* start Entries *

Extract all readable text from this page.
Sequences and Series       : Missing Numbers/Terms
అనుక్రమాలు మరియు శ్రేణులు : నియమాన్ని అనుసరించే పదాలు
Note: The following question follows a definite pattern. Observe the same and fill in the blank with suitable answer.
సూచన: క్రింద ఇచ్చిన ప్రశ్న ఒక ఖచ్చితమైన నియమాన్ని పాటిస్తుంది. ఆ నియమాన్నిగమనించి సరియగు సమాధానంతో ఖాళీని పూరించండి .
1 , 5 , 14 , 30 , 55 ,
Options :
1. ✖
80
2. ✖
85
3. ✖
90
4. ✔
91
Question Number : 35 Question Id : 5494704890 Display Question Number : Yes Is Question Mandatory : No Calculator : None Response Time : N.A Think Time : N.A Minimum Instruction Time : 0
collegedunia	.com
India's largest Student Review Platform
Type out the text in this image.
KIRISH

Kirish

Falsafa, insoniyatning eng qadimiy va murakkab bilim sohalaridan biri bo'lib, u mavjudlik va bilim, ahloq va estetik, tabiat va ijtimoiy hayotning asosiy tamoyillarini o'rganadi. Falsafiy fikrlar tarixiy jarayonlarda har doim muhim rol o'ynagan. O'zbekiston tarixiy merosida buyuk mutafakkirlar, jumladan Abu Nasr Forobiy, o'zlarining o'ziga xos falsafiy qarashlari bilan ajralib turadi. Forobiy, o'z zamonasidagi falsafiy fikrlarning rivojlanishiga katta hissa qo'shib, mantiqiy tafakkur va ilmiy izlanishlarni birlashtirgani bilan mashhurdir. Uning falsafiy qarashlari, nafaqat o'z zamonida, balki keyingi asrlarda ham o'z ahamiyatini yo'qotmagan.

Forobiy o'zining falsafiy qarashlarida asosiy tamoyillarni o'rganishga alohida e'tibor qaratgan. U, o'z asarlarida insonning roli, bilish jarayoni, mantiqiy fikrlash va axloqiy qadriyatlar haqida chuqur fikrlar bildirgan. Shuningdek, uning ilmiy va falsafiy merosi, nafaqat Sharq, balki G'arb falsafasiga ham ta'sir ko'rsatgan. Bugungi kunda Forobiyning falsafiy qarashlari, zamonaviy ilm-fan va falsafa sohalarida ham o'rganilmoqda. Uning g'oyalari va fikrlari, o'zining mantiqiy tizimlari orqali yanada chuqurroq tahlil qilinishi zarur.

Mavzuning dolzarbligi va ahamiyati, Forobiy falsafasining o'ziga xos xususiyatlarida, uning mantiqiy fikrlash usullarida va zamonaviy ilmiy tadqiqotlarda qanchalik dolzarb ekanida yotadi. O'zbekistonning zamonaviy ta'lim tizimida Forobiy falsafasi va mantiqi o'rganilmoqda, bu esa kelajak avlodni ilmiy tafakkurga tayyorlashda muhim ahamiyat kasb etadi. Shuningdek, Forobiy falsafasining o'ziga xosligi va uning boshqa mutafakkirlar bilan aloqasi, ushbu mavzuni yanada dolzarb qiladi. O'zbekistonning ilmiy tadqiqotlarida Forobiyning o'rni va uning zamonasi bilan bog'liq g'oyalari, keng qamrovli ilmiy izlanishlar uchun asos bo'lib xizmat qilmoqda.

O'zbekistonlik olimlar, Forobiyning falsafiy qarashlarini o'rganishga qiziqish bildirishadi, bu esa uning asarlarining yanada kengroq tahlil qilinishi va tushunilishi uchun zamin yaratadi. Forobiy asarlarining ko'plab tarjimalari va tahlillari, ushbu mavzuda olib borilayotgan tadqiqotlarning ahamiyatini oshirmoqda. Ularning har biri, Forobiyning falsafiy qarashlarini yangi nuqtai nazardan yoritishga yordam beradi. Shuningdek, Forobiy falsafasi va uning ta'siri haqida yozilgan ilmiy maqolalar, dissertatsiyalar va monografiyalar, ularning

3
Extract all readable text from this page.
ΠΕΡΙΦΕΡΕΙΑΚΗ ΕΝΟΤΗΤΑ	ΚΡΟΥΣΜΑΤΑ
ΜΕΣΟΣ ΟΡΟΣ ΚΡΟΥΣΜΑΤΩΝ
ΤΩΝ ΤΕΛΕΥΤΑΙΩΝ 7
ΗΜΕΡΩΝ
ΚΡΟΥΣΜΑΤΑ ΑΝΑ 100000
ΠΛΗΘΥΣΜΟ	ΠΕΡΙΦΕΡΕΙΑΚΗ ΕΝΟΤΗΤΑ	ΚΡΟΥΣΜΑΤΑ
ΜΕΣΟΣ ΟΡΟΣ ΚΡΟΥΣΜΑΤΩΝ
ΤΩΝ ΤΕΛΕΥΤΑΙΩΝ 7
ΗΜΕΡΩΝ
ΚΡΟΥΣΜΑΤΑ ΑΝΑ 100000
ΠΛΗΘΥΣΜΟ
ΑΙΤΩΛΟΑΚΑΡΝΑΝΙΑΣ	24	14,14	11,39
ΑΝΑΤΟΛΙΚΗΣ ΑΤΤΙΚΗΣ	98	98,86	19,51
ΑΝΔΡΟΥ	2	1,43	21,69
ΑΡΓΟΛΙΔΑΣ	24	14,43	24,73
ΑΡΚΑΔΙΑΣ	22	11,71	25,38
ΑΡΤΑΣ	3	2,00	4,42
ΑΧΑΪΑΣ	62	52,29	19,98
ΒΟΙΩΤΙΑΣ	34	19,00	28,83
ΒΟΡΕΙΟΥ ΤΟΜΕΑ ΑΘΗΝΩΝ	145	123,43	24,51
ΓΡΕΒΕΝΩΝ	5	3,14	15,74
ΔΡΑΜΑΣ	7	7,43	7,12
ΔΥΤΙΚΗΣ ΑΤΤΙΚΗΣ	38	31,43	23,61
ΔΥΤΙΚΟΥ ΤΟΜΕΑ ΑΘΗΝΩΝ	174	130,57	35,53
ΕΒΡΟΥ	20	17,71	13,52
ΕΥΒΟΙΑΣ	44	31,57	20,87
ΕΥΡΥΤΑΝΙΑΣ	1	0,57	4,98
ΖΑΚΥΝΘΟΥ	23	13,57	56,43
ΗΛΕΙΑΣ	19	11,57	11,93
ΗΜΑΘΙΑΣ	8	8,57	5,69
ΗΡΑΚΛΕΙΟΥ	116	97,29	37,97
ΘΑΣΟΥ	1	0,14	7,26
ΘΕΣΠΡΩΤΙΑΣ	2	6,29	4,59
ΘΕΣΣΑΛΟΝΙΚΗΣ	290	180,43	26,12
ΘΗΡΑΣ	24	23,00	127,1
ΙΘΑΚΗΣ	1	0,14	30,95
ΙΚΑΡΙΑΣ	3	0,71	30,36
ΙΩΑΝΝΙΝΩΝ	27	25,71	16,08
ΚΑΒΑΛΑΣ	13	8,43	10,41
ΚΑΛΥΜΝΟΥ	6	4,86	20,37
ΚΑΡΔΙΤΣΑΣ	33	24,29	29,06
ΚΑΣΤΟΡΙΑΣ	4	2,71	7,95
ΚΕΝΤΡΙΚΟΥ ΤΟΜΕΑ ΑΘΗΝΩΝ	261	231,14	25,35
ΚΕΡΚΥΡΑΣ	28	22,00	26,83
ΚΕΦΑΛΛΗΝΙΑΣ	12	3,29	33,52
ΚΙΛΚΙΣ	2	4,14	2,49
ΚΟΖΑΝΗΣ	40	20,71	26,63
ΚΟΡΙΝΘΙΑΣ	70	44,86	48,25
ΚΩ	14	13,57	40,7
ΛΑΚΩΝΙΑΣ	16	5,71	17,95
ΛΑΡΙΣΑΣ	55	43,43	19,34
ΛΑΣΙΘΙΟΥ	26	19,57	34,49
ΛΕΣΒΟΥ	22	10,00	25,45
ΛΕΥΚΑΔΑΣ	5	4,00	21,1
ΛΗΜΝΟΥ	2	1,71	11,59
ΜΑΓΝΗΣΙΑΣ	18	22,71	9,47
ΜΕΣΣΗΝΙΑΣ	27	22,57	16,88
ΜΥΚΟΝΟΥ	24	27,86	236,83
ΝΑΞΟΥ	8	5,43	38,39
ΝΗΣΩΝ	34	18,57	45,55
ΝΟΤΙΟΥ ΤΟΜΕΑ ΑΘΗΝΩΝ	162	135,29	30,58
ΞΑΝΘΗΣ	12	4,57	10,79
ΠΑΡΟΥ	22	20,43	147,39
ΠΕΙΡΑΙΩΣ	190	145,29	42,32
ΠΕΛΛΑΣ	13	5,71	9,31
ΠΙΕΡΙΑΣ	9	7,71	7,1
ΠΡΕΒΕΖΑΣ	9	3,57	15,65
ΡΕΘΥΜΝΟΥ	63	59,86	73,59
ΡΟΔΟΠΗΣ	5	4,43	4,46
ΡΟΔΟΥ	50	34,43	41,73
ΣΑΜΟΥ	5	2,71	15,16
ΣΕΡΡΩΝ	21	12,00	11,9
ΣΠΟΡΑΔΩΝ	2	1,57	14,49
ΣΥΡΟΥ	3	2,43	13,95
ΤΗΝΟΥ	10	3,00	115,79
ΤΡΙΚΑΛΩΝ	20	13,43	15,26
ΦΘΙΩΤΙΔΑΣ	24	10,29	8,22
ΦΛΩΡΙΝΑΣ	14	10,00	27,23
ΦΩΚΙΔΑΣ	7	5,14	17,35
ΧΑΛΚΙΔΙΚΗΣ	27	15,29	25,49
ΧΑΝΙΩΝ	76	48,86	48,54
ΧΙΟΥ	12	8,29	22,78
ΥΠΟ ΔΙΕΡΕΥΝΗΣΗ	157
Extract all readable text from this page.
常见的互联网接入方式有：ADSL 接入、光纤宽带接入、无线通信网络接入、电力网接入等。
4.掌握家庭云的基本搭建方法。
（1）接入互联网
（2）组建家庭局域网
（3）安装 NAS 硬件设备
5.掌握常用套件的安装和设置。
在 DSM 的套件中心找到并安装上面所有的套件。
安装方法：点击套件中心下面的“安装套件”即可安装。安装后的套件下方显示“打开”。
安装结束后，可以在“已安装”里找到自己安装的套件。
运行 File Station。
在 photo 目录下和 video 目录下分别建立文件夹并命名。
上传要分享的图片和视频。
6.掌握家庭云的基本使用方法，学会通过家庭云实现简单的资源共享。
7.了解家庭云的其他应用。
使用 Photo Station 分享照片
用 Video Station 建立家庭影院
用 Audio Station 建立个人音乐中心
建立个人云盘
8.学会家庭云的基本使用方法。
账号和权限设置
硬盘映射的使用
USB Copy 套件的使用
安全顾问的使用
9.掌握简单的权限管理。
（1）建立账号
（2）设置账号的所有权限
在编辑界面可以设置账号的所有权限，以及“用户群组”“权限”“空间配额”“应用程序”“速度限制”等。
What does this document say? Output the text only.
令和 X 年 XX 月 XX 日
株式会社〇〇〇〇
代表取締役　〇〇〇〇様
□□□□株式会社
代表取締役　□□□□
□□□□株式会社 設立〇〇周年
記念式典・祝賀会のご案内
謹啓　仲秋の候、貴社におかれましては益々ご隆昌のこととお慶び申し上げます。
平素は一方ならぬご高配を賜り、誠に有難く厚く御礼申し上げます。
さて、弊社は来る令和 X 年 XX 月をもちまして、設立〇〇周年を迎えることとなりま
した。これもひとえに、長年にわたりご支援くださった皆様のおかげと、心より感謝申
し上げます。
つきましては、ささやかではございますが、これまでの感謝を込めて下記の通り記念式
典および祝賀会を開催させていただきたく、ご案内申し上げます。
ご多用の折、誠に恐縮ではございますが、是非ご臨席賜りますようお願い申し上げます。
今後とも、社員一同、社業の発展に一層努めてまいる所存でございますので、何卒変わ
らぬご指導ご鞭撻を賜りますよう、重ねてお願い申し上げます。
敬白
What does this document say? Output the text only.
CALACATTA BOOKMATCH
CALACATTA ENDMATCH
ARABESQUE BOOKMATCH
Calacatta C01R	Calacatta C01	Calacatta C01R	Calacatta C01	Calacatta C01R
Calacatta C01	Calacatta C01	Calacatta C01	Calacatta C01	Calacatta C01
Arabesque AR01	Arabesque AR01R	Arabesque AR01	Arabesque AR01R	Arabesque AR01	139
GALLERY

* end Entries *

From the listing, copy every line where the string "ΠΕΡΙΦΕΡΕΙΑΚΗ" appears.

Solution below -
ΠΕΡΙΦΕΡΕΙΑΚΗ ΕΝΟΤΗΤΑ	ΚΡΟΥΣΜΑΤΑ
ΠΛΗΘΥΣΜΟ	ΠΕΡΙΦΕΡΕΙΑΚΗ ΕΝΟΤΗΤΑ	ΚΡΟΥΣΜΑΤΑ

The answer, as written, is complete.